Written exercise: Filter the entries, keeping every line with the word "speakers".

* start Given entries *

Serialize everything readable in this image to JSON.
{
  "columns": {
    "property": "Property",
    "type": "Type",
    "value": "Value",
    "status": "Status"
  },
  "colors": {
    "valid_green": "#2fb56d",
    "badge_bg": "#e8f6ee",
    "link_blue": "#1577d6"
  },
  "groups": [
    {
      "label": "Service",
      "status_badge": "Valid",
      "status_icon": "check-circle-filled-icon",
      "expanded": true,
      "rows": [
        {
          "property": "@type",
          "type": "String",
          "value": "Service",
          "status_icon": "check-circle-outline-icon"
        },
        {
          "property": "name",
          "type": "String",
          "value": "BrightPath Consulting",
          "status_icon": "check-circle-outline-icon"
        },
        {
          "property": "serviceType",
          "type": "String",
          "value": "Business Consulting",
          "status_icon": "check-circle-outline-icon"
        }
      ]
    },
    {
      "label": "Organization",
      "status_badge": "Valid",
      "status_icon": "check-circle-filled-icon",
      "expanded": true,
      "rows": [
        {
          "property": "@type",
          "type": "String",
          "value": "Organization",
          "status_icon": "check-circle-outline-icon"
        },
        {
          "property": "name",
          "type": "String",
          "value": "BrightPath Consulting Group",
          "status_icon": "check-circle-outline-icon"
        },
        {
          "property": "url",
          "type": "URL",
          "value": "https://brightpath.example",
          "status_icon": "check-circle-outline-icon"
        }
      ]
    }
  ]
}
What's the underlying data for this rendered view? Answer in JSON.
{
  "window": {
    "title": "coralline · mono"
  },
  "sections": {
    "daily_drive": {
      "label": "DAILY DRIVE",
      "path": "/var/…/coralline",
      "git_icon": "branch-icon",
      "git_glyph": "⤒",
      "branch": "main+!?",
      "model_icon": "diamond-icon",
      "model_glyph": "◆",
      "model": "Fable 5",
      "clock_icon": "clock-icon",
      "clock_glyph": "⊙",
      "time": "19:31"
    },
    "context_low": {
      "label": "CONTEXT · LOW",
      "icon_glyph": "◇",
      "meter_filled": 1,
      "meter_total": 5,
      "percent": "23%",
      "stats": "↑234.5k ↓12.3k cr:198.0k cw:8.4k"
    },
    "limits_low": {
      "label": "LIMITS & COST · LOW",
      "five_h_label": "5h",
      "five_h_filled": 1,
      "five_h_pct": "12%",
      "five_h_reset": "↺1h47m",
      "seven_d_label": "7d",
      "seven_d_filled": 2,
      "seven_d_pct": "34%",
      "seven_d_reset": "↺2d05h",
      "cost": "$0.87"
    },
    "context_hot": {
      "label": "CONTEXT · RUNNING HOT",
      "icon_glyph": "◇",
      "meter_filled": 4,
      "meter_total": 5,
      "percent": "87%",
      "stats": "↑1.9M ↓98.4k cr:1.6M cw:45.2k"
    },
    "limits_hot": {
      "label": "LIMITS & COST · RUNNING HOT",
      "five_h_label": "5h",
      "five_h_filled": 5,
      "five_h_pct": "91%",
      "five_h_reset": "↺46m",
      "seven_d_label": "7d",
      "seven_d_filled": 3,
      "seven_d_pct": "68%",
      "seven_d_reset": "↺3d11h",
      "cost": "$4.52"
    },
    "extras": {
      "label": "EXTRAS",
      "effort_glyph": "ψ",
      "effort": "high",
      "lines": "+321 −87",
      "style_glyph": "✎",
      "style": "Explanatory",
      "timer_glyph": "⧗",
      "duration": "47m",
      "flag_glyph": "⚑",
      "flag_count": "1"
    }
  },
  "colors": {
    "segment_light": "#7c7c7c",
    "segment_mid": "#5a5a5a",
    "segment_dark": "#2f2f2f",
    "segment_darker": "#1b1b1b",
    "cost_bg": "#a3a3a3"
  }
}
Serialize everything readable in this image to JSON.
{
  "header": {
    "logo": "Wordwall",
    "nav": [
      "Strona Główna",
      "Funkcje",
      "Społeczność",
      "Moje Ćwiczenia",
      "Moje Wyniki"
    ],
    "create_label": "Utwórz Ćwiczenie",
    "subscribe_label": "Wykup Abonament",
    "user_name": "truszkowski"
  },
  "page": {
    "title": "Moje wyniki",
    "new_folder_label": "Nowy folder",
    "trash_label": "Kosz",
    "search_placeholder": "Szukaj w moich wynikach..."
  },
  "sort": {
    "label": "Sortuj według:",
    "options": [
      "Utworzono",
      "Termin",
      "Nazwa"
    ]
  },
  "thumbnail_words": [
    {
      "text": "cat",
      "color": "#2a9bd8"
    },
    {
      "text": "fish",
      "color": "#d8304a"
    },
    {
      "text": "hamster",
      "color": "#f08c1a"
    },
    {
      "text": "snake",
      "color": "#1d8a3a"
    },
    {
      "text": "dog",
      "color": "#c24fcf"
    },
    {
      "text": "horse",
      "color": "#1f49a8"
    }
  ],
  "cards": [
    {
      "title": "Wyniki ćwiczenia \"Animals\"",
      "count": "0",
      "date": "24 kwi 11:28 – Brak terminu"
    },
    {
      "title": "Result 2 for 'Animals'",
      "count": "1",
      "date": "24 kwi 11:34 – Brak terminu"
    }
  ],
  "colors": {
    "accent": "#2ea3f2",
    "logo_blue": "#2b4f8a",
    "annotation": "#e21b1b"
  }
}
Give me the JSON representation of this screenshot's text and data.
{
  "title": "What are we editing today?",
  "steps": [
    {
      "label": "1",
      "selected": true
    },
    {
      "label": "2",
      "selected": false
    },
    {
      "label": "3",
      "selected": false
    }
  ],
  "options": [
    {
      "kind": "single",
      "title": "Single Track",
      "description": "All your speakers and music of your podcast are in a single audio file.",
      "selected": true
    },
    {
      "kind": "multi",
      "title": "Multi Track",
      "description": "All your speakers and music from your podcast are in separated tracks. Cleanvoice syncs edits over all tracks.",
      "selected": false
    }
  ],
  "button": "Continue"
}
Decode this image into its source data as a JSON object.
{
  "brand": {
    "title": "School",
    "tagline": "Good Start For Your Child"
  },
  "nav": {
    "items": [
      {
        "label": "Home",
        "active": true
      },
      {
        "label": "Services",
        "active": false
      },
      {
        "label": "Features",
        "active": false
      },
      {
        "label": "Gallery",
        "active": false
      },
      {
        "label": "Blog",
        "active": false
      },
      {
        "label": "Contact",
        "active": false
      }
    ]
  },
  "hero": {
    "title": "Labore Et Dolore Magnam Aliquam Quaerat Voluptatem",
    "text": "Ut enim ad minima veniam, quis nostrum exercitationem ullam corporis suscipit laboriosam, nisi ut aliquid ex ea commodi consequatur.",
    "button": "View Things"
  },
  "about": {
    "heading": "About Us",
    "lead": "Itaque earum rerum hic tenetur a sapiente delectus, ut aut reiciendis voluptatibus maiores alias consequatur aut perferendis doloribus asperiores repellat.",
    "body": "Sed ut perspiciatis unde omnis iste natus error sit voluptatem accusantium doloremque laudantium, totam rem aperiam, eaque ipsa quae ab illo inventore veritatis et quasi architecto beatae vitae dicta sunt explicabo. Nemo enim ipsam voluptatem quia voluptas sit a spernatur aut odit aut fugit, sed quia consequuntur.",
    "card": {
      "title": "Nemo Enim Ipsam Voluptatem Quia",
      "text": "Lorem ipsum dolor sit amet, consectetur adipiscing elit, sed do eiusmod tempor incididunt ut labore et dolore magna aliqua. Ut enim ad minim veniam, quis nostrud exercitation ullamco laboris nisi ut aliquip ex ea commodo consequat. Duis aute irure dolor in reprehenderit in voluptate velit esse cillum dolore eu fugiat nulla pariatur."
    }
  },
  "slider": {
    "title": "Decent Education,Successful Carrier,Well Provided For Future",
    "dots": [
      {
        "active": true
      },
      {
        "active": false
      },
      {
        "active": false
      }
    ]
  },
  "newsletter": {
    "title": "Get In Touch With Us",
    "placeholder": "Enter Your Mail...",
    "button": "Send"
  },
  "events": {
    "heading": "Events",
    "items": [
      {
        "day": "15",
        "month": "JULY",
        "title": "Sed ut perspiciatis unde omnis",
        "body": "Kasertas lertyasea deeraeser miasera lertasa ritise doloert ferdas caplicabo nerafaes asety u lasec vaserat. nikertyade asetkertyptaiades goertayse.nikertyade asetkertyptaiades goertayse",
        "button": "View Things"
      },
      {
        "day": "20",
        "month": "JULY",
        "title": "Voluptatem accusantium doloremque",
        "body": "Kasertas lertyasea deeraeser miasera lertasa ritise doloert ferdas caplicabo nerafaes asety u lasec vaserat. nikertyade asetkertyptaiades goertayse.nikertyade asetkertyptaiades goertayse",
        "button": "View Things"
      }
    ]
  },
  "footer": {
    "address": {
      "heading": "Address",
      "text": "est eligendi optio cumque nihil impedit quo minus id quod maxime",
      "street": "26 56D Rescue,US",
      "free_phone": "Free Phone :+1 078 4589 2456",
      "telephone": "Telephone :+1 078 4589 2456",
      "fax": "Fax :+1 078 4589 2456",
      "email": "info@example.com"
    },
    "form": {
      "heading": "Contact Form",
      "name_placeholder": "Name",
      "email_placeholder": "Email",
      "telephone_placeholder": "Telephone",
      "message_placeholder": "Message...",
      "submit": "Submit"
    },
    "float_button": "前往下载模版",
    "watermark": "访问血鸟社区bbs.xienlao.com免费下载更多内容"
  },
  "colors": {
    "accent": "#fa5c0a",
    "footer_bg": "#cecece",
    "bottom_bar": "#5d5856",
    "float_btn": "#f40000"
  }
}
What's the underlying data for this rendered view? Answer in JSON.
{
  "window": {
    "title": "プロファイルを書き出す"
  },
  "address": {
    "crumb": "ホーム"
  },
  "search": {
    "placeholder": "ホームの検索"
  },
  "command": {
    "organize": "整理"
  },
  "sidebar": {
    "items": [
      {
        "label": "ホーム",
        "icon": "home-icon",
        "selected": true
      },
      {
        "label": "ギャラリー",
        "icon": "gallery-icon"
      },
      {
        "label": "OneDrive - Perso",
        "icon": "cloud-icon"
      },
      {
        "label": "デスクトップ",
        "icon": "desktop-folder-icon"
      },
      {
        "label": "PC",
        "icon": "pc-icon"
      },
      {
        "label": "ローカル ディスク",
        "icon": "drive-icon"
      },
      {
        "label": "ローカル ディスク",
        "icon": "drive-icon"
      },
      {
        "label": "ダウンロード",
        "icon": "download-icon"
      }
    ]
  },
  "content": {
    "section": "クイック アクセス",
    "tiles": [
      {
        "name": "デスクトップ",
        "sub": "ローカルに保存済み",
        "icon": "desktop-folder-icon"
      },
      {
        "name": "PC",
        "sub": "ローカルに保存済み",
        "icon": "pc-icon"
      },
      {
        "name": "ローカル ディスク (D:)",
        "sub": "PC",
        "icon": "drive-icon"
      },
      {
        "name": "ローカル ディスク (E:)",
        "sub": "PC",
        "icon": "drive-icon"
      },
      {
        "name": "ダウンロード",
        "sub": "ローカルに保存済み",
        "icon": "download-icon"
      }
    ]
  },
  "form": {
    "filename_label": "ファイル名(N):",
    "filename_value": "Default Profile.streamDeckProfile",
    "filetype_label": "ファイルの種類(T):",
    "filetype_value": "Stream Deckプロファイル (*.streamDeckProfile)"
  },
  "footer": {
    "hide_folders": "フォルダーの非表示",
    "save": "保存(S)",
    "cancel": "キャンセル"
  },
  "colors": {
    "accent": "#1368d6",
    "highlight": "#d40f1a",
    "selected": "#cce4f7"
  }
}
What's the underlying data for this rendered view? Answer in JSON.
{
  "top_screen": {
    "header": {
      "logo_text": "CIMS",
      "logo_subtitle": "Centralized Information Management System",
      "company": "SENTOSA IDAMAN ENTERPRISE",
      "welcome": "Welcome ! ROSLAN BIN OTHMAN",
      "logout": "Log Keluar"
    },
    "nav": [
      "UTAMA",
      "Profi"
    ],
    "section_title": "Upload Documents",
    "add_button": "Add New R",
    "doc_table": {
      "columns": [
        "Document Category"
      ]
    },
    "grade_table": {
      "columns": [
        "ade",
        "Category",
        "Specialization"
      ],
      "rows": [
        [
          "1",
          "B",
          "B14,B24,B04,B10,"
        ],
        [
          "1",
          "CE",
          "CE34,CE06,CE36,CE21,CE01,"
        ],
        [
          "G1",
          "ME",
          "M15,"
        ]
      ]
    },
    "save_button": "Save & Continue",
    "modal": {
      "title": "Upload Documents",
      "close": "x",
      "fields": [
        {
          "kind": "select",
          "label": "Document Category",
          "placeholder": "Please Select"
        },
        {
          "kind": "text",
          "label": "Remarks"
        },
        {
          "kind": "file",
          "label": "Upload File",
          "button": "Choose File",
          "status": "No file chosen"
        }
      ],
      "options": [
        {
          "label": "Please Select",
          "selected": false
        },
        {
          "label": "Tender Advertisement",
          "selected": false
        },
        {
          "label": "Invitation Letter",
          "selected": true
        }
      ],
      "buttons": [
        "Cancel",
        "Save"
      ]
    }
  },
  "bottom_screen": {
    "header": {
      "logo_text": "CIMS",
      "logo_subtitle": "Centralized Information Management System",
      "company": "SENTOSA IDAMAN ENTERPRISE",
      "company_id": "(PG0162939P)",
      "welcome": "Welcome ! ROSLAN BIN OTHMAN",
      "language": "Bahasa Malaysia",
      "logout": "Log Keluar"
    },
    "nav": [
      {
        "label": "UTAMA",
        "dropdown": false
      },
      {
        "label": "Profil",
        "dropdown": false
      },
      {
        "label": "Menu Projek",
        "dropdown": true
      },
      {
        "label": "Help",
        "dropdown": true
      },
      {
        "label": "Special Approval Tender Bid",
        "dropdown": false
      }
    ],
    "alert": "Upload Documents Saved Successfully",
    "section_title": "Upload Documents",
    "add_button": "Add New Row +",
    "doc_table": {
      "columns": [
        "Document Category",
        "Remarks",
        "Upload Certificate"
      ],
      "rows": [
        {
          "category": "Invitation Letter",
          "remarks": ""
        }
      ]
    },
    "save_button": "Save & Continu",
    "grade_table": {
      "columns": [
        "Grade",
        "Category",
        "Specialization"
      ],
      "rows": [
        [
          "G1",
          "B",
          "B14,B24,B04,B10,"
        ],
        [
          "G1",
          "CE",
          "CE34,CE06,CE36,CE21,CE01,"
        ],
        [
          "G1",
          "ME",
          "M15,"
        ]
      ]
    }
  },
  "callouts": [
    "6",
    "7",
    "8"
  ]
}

* end Given entries *

The solution:
      "description": "All your speakers and music of your podcast are in a single audio file.",
      "description": "All your speakers and music from your podcast are in separated tracks. Cleanvoice syncs edits over all tracks.",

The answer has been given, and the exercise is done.